[Figure collection entries]

☆ ☆ ☆ ☆ ☆

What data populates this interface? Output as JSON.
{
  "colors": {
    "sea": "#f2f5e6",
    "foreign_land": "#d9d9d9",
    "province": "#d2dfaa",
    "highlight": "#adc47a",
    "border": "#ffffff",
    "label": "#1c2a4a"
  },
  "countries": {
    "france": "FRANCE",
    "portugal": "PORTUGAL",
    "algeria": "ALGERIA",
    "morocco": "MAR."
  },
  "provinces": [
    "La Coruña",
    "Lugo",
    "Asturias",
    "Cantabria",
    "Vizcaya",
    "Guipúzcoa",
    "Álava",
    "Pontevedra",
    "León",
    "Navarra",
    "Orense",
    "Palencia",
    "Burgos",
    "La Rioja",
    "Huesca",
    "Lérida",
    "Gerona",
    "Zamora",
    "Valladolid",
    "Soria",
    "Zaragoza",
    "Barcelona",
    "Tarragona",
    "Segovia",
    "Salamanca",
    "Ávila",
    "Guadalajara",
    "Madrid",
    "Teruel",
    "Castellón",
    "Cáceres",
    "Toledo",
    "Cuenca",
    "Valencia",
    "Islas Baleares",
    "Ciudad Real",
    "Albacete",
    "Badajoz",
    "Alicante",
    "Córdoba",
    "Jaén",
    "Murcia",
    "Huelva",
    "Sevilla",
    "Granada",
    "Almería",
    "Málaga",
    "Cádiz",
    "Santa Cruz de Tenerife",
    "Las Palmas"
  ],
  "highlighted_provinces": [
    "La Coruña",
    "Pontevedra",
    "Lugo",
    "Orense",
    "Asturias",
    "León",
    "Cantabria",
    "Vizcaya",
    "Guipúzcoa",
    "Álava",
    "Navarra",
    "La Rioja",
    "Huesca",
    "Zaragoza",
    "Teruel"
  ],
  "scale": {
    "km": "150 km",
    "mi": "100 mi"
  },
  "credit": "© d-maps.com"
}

☆ ☆ ☆ ☆ ☆

_TASK OBJECTIVE_. Every record shown above should be written out again exactly.

_FULL SOLUTION_.
What data populates this interface? Output as JSON.
{
  "colors": {
    "sea": "#f2f5e6",
    "foreign_land": "#d9d9d9",
    "province": "#d2dfaa",
    "highlight": "#adc47a",
    "border": "#ffffff",
    "label": "#1c2a4a"
  },
  "countries": {
    "france": "FRANCE",
    "portugal": "PORTUGAL",
    "algeria": "ALGERIA",
    "morocco": "MAR."
  },
  "provinces": [
    "La Coruña",
    "Lugo",
    "Asturias",
    "Cantabria",
    "Vizcaya",
    "Guipúzcoa",
    "Álava",
    "Pontevedra",
    "León",
    "Navarra",
    "Orense",
    "Palencia",
    "Burgos",
    "La Rioja",
    "Huesca",
    "Lérida",
    "Gerona",
    "Zamora",
    "Valladolid",
    "Soria",
    "Zaragoza",
    "Barcelona",
    "Tarragona",
    "Segovia",
    "Salamanca",
    "Ávila",
    "Guadalajara",
    "Madrid",
    "Teruel",
    "Castellón",
    "Cáceres",
    "Toledo",
    "Cuenca",
    "Valencia",
    "Islas Baleares",
    "Ciudad Real",
    "Albacete",
    "Badajoz",
    "Alicante",
    "Córdoba",
    "Jaén",
    "Murcia",
    "Huelva",
    "Sevilla",
    "Granada",
    "Almería",
    "Málaga",
    "Cádiz",
    "Santa Cruz de Tenerife",
    "Las Palmas"
  ],
  "highlighted_provinces": [
    "La Coruña",
    "Pontevedra",
    "Lugo",
    "Orense",
    "Asturias",
    "León",
    "Cantabria",
    "Vizcaya",
    "Guipúzcoa",
    "Álava",
    "Navarra",
    "La Rioja",
    "Huesca",
    "Zaragoza",
    "Teruel"
  ],
  "scale": {
    "km": "150 km",
    "mi": "100 mi"
  },
  "credit": "© d-maps.com"
}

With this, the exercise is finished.